| TASK PROMPT |
Extract every line of the material below that contains the string "remote", treating uppercase and lowercase letters as distinct.
>>>>
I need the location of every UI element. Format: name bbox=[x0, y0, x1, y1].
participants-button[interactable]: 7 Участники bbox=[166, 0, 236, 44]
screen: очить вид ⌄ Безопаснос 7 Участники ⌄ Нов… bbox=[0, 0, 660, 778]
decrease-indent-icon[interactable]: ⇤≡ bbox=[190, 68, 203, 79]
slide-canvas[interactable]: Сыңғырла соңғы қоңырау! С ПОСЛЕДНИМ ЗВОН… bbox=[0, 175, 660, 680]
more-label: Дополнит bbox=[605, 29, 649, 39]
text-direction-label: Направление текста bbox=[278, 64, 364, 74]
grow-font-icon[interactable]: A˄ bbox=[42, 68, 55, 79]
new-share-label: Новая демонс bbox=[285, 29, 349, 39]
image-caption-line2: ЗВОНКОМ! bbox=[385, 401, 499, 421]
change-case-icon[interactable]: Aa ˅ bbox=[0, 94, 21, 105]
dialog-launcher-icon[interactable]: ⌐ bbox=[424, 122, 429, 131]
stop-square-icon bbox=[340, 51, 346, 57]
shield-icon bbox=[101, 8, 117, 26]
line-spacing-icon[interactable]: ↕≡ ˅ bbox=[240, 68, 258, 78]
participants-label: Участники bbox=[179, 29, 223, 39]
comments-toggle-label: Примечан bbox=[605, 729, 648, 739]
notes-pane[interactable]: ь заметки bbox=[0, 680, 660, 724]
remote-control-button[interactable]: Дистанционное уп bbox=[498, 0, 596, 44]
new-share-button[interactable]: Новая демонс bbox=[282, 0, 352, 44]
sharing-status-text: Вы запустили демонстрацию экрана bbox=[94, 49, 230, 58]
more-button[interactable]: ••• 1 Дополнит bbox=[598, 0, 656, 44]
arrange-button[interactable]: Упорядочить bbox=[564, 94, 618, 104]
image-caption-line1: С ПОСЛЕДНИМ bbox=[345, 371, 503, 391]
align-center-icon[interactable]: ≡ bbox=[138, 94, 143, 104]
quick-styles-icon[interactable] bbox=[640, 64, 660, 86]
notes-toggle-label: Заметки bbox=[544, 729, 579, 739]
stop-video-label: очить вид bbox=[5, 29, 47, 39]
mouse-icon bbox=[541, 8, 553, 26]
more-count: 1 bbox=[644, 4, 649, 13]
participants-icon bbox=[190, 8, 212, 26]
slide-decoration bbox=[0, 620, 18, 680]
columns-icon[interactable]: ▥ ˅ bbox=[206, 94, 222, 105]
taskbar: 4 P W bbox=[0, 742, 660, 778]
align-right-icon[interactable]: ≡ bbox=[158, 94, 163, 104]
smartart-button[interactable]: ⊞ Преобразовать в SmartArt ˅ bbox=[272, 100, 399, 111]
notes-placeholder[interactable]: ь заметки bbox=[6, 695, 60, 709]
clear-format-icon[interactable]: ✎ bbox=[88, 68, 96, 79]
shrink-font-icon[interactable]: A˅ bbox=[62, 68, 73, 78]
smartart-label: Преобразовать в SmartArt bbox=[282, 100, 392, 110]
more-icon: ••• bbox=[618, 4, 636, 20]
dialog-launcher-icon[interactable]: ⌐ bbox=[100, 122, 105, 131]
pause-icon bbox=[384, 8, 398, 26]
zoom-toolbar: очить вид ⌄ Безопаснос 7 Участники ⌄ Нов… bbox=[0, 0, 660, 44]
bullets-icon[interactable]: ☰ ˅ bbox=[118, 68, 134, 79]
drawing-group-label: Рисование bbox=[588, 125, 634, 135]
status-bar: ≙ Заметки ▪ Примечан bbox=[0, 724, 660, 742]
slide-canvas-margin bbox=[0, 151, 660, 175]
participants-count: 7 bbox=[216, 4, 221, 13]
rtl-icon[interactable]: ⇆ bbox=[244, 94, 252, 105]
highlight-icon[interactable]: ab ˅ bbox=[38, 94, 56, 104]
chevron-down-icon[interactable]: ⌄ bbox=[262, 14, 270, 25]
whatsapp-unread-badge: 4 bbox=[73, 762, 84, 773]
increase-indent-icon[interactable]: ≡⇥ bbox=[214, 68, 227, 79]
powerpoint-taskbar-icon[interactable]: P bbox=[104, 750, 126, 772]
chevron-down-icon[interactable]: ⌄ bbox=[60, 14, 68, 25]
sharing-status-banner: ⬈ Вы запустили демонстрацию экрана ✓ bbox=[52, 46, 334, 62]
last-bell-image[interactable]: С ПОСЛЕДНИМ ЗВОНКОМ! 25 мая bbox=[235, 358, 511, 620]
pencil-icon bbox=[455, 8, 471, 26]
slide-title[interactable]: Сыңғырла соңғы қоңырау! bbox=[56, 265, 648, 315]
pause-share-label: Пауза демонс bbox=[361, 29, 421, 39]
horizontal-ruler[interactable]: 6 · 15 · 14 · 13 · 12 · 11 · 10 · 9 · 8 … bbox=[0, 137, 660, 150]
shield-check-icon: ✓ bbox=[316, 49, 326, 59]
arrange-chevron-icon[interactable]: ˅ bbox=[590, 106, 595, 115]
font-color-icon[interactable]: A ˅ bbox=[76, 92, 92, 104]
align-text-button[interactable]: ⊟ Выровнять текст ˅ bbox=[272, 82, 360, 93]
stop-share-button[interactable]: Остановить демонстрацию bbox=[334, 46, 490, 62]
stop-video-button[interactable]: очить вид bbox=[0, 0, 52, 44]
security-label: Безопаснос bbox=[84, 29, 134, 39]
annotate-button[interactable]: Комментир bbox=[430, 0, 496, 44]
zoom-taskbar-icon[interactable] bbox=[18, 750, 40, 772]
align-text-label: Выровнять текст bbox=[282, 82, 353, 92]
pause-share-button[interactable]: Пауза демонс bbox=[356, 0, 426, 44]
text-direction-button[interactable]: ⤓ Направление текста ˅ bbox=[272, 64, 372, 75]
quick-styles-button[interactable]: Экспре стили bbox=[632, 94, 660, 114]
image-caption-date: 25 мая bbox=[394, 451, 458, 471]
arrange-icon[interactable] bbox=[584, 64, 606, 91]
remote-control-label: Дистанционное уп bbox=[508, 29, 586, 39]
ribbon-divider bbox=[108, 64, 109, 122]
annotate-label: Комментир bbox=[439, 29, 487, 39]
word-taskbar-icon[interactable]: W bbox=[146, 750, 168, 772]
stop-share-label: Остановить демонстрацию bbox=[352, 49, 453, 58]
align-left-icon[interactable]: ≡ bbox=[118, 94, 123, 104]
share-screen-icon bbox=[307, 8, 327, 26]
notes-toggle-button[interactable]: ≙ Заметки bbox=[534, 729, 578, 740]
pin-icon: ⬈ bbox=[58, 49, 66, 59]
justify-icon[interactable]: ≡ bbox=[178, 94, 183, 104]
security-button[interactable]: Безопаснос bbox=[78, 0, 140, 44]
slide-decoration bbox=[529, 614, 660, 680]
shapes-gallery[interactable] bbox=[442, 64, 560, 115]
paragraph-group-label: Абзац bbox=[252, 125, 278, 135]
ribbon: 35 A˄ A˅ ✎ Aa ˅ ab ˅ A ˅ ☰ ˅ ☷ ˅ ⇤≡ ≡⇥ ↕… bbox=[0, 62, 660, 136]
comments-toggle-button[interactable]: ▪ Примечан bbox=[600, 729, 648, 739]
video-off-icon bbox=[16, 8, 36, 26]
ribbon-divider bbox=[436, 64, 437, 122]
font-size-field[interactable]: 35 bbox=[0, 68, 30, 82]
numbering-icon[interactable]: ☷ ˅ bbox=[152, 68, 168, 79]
<<<<
| FINAL RESULT |
remote-control-button[interactable]: Дистанционное уп bbox=[498, 0, 596, 44]
remote-control-label: Дистанционное уп bbox=[508, 29, 586, 39]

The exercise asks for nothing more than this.